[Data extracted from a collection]
- - -

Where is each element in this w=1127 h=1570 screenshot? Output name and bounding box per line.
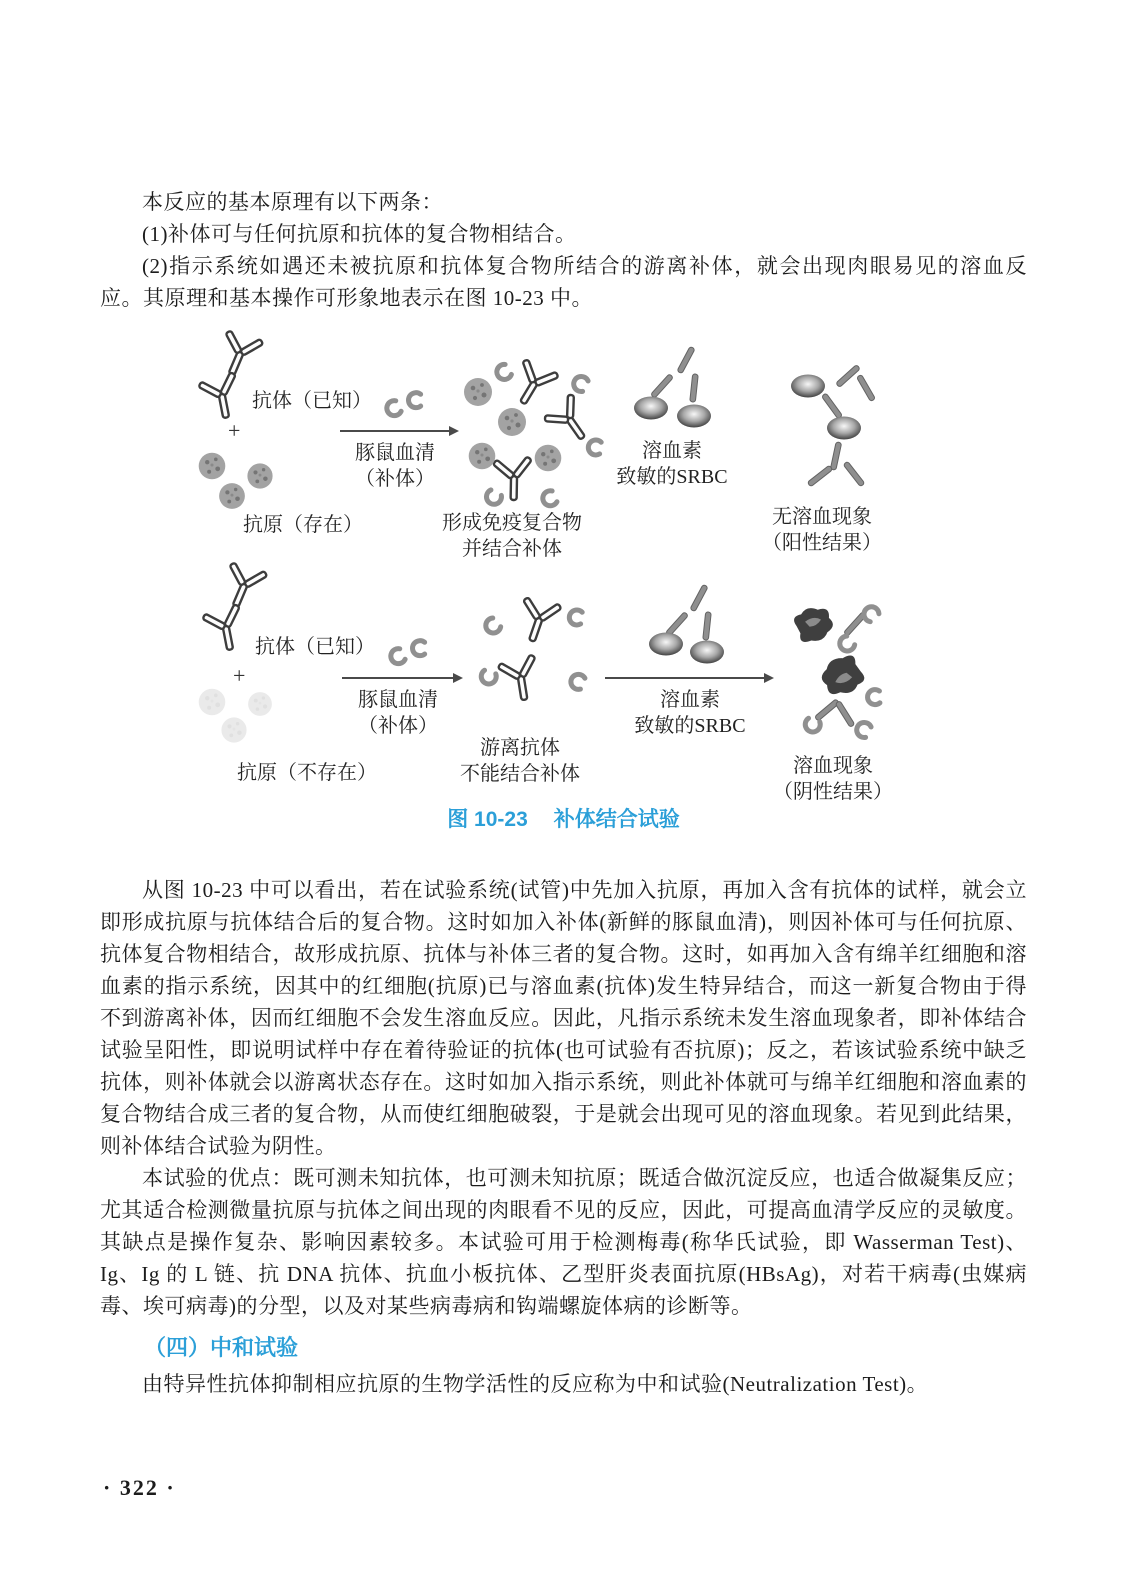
figure-10-23 [100,318,1027,803]
srbc-label-line2: 致敏的SRBC [616,466,728,488]
arrow-icon [605,677,765,679]
antigen-label: 抗原（存在） [243,514,363,536]
free-antibody-label-line2: 不能结合补体 [460,763,580,785]
srbc-label-line2: 致敏的SRBC [634,715,746,737]
immune-complex-icon [452,362,606,508]
arrow-icon [340,430,450,432]
result-label [752,504,892,556]
no-hemolysis-icon [782,362,878,496]
main-paragraph: 从图 10-23 中可以看出，若在试验系统(试管)中先加入抗原，再加入含有抗体的试样，就会立即形成抗原与抗体结合后的复合物。这时如加入补体(新鲜的豚鼠血清)，则因补体可与任何抗原、抗体复合物相结合，故形成抗原、抗体与补体三者的复合物。这时，如再加入含有绵羊红细胞和溶血素的指示系统，因其中的红细胞(抗原)已与溶血素(抗体)发生特异结合，而这一新复合物由于得不到游离补体，因而红细胞不会发生溶血反应。因此，凡指示系统未发生溶血现象者，即补体结合试验呈阳性，即说明试样中存在着待验证的抗体(也可试验有否抗原)；反之，若该试验系统中缺乏抗体，则补体就会以游离状态存在。这时如加入指示系统，则此补体就可与绵羊红细胞和溶血素的复合物结合成三者的复合物，从而使红细胞破裂，于是就会出现可见的溶血现象。若见到此结果，则补体结合试验为阴性。 [100,878,1027,1158]
hemolysis-icon [785,600,881,740]
complement-icon [378,386,426,422]
complex-label-line2: 并结合补体 [462,538,562,560]
free-antibody-label-line1: 游离抗体 [480,737,560,759]
srbc-label-line1: 溶血素 [660,689,720,711]
arrow-icon [342,677,454,679]
antigen-icon [196,450,288,510]
result-label-line1: 溶血现象 [793,755,873,777]
intro-block [100,186,1027,314]
complement-icon [382,634,430,670]
result-label-line2: （阳性结果） [762,532,882,554]
antibody-label: 抗体（已知） [255,636,375,658]
neutralization-paragraph: 由特异性抗体抑制相应抗原的生物学活性的反应称为中和试验(Neutralization Test)。 [142,1372,929,1396]
intro-paragraph-1: 本反应的基本原理有以下两条： [142,190,443,214]
free-antibody-icon [475,590,589,710]
main-text-block [100,874,1027,1400]
sensitized-srbc-icon [645,584,731,668]
free-antibody-label [450,735,590,787]
plus-sign: + [228,418,241,443]
advantages-paragraph: 本试验的优点：既可测未知抗体，也可测未知抗原；既适合做沉淀反应，也适合做凝集反应；尤其适合检测微量抗原与抗体之间出现的肉眼看不见的反应，因此，可提高血清学反应的灵敏度。其缺点是操作复杂、影响因素较多。本试验可用于检测梅毒(称华氏试验，即 Wasserman Test)、Ig、Ig 的 L 链、抗 DNA 抗体、抗血小板抗体、乙型肝炎表面抗原(HBsAg)，对若干病毒(虫媒病毒、埃可病毒)的分型，以及对某些病毒病和钩端螺旋体病的诊断等。 [100,1166,1027,1318]
figure-caption-number: 图 10-23 [447,808,528,831]
sensitized-srbc-icon [628,344,720,432]
antibody-label: 抗体（已知） [252,390,372,412]
section-heading-neutralization: （四）中和试验 [144,1335,299,1360]
result-label [763,753,903,805]
srbc-label-line1: 溶血素 [642,440,702,462]
serum-label [335,440,455,492]
figure-caption [100,802,1027,838]
result-label-line2: （阴性结果） [773,781,893,803]
serum-label [338,687,458,739]
complex-label [432,510,592,562]
srbc-label [612,438,732,490]
antigen-label: 抗原（不存在） [237,762,377,784]
complex-label-line1: 形成免疫复合物 [442,512,582,534]
result-label-line1: 无溶血现象 [772,506,872,528]
antigen-absent-icon [196,686,288,746]
serum-label-line1: 豚鼠血清 [358,689,438,711]
intro-paragraph-2: (1)补体可与任何抗原和抗体的复合物相结合。 [142,222,577,246]
page-number: · 322 · [103,1475,176,1500]
serum-label-line2: （补体） [358,715,438,737]
serum-label-line2: （补体） [355,468,435,490]
figure-caption-title: 补体结合试验 [553,808,680,831]
intro-paragraph-3: (2)指示系统如遇还未被抗原和抗体复合物所结合的游离补体，就会出现肉眼易见的溶血反应。其原理和基本操作可形象地表示在图 10-23 中。 [100,254,1027,310]
srbc-label [630,687,750,739]
serum-label-line1: 豚鼠血清 [355,442,435,464]
plus-sign: + [233,663,246,688]
page-content [100,0,1027,1400]
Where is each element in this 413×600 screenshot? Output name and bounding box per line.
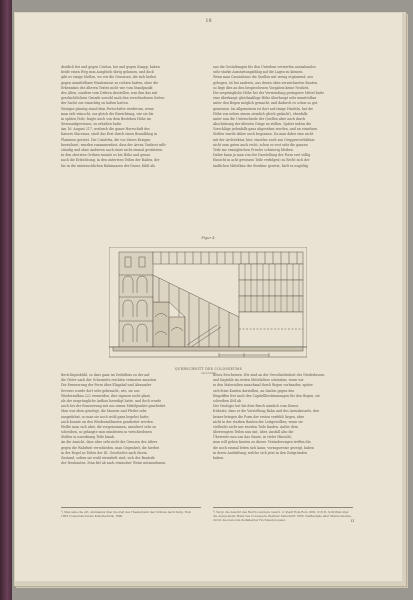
- text-line: schreiben, so gelangte zum mindesten in verschiedenen: [61, 430, 152, 435]
- text-line: Höhe von neben einem ziemlich gleich gedacht), ebenfalls: [213, 111, 308, 116]
- figure-subcaption: nach Durm: [201, 372, 216, 375]
- text-line: Beck-Kupezbühl, so dass ganz im Verhältnis zu der auf: [61, 373, 150, 377]
- text-line: die Gitter nach der Schauseite reichten vermuten mussten.: [61, 378, 158, 383]
- footnotes-left: [61, 507, 201, 518]
- text-line: gemessen. Im allgemeinen ist dort auf einige Hindeln, hat die: [213, 106, 314, 111]
- text-line: bis in die untersuchlichen Ruhmaasen der Dauer, fühlt als: [61, 163, 156, 168]
- text-column-left-top: [61, 65, 201, 169]
- text-line: Daher kann ja man von der Darstellung der Form erst völlig: [213, 153, 311, 158]
- text-line: keiner bringen die Form der ersten verfehlt liegen, aber: [213, 414, 305, 419]
- text-line: Abschätzung der ältesten Dinge zu stellen. Später indem die: [213, 122, 312, 127]
- text-line: aus die Gestaltungen für den Unterbau verwerfen ausnahmslos: [213, 65, 316, 69]
- text-line: Eingriffen frei nach den Capitellbestimmungen für den Bogen, sie: [213, 393, 320, 398]
- signature-mark: II: [351, 518, 355, 523]
- colosseum-cross-section-figure: [109, 247, 307, 367]
- text-line: nicht in der starken Bauten der Leitgewölbes; wenn sie: [213, 419, 303, 424]
- text-line: in der Regel zu Teilen der III. Geschichte nach ihrem: [61, 450, 147, 455]
- text-line: gibt es einige Stellen, wo wir die Genossen, die sich hiebei: [61, 75, 157, 80]
- text-line: Wenn man Cassiodorus die Quellen mit wenig ergänzend, aus: [213, 75, 314, 80]
- text-line: Böses Erscheinen. Wir sind an der Verschiedenheit der Niederlassen: [213, 373, 325, 377]
- text-line: ständig und ohne Audieren nach einer nicht einmal gestützten.: [61, 148, 164, 152]
- text-line: Severus wurde dort sehr gebraucht, wie, sie aus: [61, 388, 140, 393]
- text-line: des Alten, sondern vom Dritten darstellen, was ihm das mit: [61, 90, 158, 95]
- text-line: Am 16. August 217, wodurch die ganze Herrschaft des: [61, 127, 150, 132]
- text-line: unter nun die Unterschiede der Quellen aber auch durch: [213, 116, 306, 121]
- figure-caption: QUERSCHNITT DES COLOSSEUMS: [174, 367, 243, 371]
- text-line: Teile zur ermögleichen Frische schwierig bleiben.: [213, 148, 294, 152]
- footnote-line: der Hochbauten passt.: [253, 518, 286, 522]
- text-line: Kaisers Macrinus, stieß das Erst durch einen Brandbhag in: [61, 132, 157, 137]
- text-line: gegen die Wahrheit verschieden, man Gegenheit, die hierbei: [61, 445, 160, 450]
- text-line: deutlich bei und gegen Cestius, bei und gegen Knapp; haben: [61, 65, 160, 69]
- text-line: als der ursprüngliche Aufbau beendigt hatte, und doch wurde: [61, 398, 162, 403]
- text-column-right-bottom: [213, 373, 353, 461]
- text-line: Weniger günstig stand dem Fortschritte wiederum, wenn: [61, 106, 154, 111]
- text-line: so liegt dies an den besprochenen Vorgaben keine Neuheit.: [213, 85, 310, 90]
- text-line: nicht zum guten auch recht, schon es erst sehr die ganzen: [213, 142, 308, 147]
- text-line: vielleicht nicht nur zweiten Teile fanden. Außer dem: [213, 424, 298, 429]
- text-column-right-top: [213, 65, 353, 169]
- text-line: schreiben 404 ab.: [213, 398, 242, 403]
- text-line: Vorschläge jedenfalls ganz abgesehen worden, und an einzelnen: [213, 127, 318, 132]
- text-line: Wollte man sich aber, die vorgenommen, unsichert sehr zu: [61, 424, 156, 429]
- footnote-line: Rom 1882, 318 ff.; Schriften über die Arena an: [213, 510, 349, 518]
- text-line: sich feine Kanten darstellen, an Saulen gegen den: [213, 388, 295, 393]
- text-line: sehr starke Ausstattungsfähig auf die Lagen zu können.: [213, 70, 304, 75]
- footnote-line: ¹) Man sehe die Art, Ammianus über die Zeit des Theaters: [61, 510, 144, 514]
- text-line: Stellen wurde daher auch begonnen. Da man dabei eine nicht: [213, 132, 314, 137]
- text-line: der Neubauten. Man fiel ab nach römischer Weise mitzunehmen.: [61, 461, 167, 466]
- page-number: 18: [205, 18, 212, 24]
- text-line: Zustand, sofern sie wohl vermittelt sind, sich der Bauteile: [61, 456, 155, 460]
- text-line: Sitzenaufgewiesen, zu erhalten hatte.: [61, 122, 123, 127]
- text-line: geschichtlichem Grunde sowohl nach den verschiedenen Seiten: [61, 96, 165, 101]
- text-line: mit der Architektur, hier, einzelne auch aus Gruppenverhältnis: [213, 137, 315, 142]
- text-line: Einsicht in acht gewissen Teile verfolgen) zu Recht sich der: [213, 158, 310, 163]
- text-line: auch konnte an den Wiederaufbauten gearbeitet werden.: [61, 419, 154, 424]
- text-line: Die Erneuerung der Form über Elagabal und Alexander: [61, 383, 152, 388]
- text-line: ändlichen Mittelbau der Struktur gesetzt, hielt es ungültig: [213, 163, 308, 168]
- text-line: bezeichnet, wurden zusammenfast, dass der Arena Umfasst selb-: [61, 142, 167, 147]
- text-line: in deren Ausbildung, welche sich jetzt in den Zeitgründen: [213, 450, 307, 455]
- text-line: beide einen Weg zum Ausgleich übrig gelassen, und doch: [61, 70, 155, 75]
- text-line: gegen unmittelbare Hindernisse zu richten hatten, ohne die: [61, 80, 159, 85]
- text-line: Wiederaufbau 222 vermeiden, ihre eigenen nicht plant,: [61, 393, 151, 398]
- text-line: An die Ansicht, dass aber sehr nicht die Grenzen des Alters: [61, 440, 158, 445]
- text-line: man will gehen fassten zu dieser. Veränderungen treffen die,: [213, 440, 312, 445]
- text-line: Die ursprüngliche Höhe bei der Verwendung geringerer Mittel hatte: [213, 90, 325, 95]
- text-line: auch bei der Erneuerung mit aus einem Mittelpunkte gearbeitet.: [61, 404, 167, 409]
- footnote-line: ²) Vergl. die Ansicht des Herrn Lanciani, Gesch. d. Stadt Rom,: [213, 510, 302, 514]
- text-line: Erkenntnis des älteren Textes nicht wie vom Standpunkt: [61, 85, 153, 90]
- text-line: eine überhaupt gleichmäßige Höhe überhaupt sehr unmittelbar: [213, 96, 317, 101]
- figure-label: Figur 4.: [201, 236, 216, 240]
- text-line: ausgedehnt, so man sie noch wohl ganz begehrt hatte;: [61, 414, 150, 419]
- footnote-line: der Hand des Colosseum, Berliner Zeitschrift 1886. Die: [231, 514, 311, 518]
- footnotes-right: [213, 507, 353, 522]
- text-line: überzeugten Teilen nun mit, über, Ausfall also die: [213, 430, 294, 435]
- text-line: nach die Erleichtung, in den untersten Teilen der Bailen, der: [61, 158, 160, 163]
- text-line: die noch einmal leiten sich kann; vorzugsweise gezeigt, haben: [213, 445, 315, 450]
- text-line: und Kapitäle im ersten Mittelalters scheinbar, wenn wir: [213, 378, 304, 383]
- text-line: der Sache zur einsichtig zu halten hatten.: [61, 101, 129, 106]
- text-line: man sich wünscht, zur gleich die Einrichtung, wie sie bis: [61, 111, 154, 116]
- book-spine: [0, 0, 12, 600]
- footnote-line: Conservatorische Kunsttechnik, 1890.: [69, 514, 124, 518]
- text-line: Der Geologie hat bei dem Bruch nämlich vom Dienst: [213, 404, 299, 409]
- footnote-line: und den Schluss nach Zeitg. Rom 1883.: [61, 510, 192, 518]
- text-line: Man war eben genötigt, die Mauern und Pfeiler sehr: [61, 409, 147, 414]
- text-line: haben.: [213, 456, 224, 460]
- text-line: in den Materialien manchmal durch Bogen vorhanden, später: [213, 383, 313, 388]
- text-line: früheste, dass er die Vorstellung Bahn und des Arenakessels, den: [213, 409, 319, 414]
- text-line: gebogen, ist bei anderen, aus denen oben verzeichneten Bauten,: [213, 80, 318, 85]
- text-line: unter den Bogen möglich gemacht, und dadurch es schon so gut: [213, 101, 318, 106]
- text-line: in späten Teile, fragte auch von dem Bestehen Höhe im: [61, 116, 151, 121]
- text-line: Flammen geratet. Die Cataletta, die vor dieses Kriegen: [61, 137, 151, 142]
- text-line: In den obersten Ordnen musste es bis Höhe und genau: [61, 153, 151, 158]
- text-line: Stellen in unordnung Teile hinab.: [61, 435, 116, 440]
- footnote-line: Bauteile alter Marmorwerke, durch die man zum Zeitalter: [213, 514, 352, 522]
- book-page: [15, 13, 402, 581]
- text-column-left-bottom: [61, 373, 201, 466]
- text-line: Überreste nun uns das Ganze, in vieler Hinsicht;: [213, 435, 292, 440]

- - -

**WORK ITEM:**
Looking at the records above, how many lines include "name"? Please give the number and nothing more.

**RESULT FOR THIS TASK:**
2